### Instructions for the task
Copy out every record below, word for word.

Lines of data
───

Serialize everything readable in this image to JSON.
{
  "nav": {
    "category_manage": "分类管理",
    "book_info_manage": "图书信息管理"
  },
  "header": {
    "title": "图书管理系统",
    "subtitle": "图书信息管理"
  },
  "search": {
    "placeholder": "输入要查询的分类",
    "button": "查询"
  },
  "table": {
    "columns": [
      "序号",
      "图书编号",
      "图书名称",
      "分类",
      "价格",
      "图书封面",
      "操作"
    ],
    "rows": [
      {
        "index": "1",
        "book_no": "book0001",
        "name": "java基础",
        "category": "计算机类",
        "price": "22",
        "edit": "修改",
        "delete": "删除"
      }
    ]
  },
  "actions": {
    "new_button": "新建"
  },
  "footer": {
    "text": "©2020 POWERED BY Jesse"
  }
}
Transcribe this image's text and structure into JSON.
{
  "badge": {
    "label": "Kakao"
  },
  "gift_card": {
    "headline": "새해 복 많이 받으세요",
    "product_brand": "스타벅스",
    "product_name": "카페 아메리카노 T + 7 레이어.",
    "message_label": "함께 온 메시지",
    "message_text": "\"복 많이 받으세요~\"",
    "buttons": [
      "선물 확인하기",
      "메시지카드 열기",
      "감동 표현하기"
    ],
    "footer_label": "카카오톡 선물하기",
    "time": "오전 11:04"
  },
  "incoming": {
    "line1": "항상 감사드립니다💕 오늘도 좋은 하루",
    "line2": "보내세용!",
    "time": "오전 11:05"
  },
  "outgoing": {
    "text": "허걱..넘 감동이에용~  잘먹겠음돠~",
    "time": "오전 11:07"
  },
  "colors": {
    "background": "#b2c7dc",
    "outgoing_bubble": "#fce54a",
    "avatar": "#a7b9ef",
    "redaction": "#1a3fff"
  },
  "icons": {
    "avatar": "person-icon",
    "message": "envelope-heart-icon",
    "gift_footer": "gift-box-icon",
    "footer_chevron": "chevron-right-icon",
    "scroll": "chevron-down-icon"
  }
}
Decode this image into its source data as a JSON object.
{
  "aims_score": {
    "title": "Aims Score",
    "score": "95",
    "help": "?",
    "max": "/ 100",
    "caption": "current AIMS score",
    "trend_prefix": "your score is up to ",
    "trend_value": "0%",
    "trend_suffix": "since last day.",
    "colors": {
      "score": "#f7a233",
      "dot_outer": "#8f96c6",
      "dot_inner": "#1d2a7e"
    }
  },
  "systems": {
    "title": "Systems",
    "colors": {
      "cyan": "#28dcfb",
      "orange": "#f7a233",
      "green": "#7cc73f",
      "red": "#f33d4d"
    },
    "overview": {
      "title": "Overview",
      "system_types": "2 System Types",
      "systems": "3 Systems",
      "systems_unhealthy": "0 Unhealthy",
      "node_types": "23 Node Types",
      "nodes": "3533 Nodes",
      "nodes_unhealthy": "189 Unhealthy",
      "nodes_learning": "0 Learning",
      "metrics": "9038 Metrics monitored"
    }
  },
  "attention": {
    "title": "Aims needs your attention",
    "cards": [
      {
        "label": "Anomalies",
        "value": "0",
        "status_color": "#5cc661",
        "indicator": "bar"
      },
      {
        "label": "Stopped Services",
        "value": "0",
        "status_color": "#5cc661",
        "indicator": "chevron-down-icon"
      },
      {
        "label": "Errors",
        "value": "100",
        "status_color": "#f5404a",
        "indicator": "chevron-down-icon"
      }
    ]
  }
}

───

### Task output
Serialize everything readable in this image to JSON.
{
  "nav": {
    "category_manage": "分类管理",
    "book_info_manage": "图书信息管理"
  },
  "header": {
    "title": "图书管理系统",
    "subtitle": "图书信息管理"
  },
  "search": {
    "placeholder": "输入要查询的分类",
    "button": "查询"
  },
  "table": {
    "columns": [
      "序号",
      "图书编号",
      "图书名称",
      "分类",
      "价格",
      "图书封面",
      "操作"
    ],
    "rows": [
      {
        "index": "1",
        "book_no": "book0001",
        "name": "java基础",
        "category": "计算机类",
        "price": "22",
        "edit": "修改",
        "delete": "删除"
      }
    ]
  },
  "actions": {
    "new_button": "新建"
  },
  "footer": {
    "text": "©2020 POWERED BY Jesse"
  }
}
Transcribe this image's text and structure into JSON.
{
  "badge": {
    "label": "Kakao"
  },
  "gift_card": {
    "headline": "새해 복 많이 받으세요",
    "product_brand": "스타벅스",
    "product_name": "카페 아메리카노 T + 7 레이어.",
    "message_label": "함께 온 메시지",
    "message_text": "\"복 많이 받으세요~\"",
    "buttons": [
      "선물 확인하기",
      "메시지카드 열기",
      "감동 표현하기"
    ],
    "footer_label": "카카오톡 선물하기",
    "time": "오전 11:04"
  },
  "incoming": {
    "line1": "항상 감사드립니다💕 오늘도 좋은 하루",
    "line2": "보내세용!",
    "time": "오전 11:05"
  },
  "outgoing": {
    "text": "허걱..넘 감동이에용~  잘먹겠음돠~",
    "time": "오전 11:07"
  },
  "colors": {
    "background": "#b2c7dc",
    "outgoing_bubble": "#fce54a",
    "avatar": "#a7b9ef",
    "redaction": "#1a3fff"
  },
  "icons": {
    "avatar": "person-icon",
    "message": "envelope-heart-icon",
    "gift_footer": "gift-box-icon",
    "footer_chevron": "chevron-right-icon",
    "scroll": "chevron-down-icon"
  }
}
Decode this image into its source data as a JSON object.
{
  "aims_score": {
    "title": "Aims Score",
    "score": "95",
    "help": "?",
    "max": "/ 100",
    "caption": "current AIMS score",
    "trend_prefix": "your score is up to ",
    "trend_value": "0%",
    "trend_suffix": "since last day.",
    "colors": {
      "score": "#f7a233",
      "dot_outer": "#8f96c6",
      "dot_inner": "#1d2a7e"
    }
  },
  "systems": {
    "title": "Systems",
    "colors": {
      "cyan": "#28dcfb",
      "orange": "#f7a233",
      "green": "#7cc73f",
      "red": "#f33d4d"
    },
    "overview": {
      "title": "Overview",
      "system_types": "2 System Types",
      "systems": "3 Systems",
      "systems_unhealthy": "0 Unhealthy",
      "node_types": "23 Node Types",
      "nodes": "3533 Nodes",
      "nodes_unhealthy": "189 Unhealthy",
      "nodes_learning": "0 Learning",
      "metrics": "9038 Metrics monitored"
    }
  },
  "attention": {
    "title": "Aims needs your attention",
    "cards": [
      {
        "label": "Anomalies",
        "value": "0",
        "status_color": "#5cc661",
        "indicator": "bar"
      },
      {
        "label": "Stopped Services",
        "value": "0",
        "status_color": "#5cc661",
        "indicator": "chevron-down-icon"
      },
      {
        "label": "Errors",
        "value": "100",
        "status_color": "#f5404a",
        "indicator": "chevron-down-icon"
      }
    ]
  }
}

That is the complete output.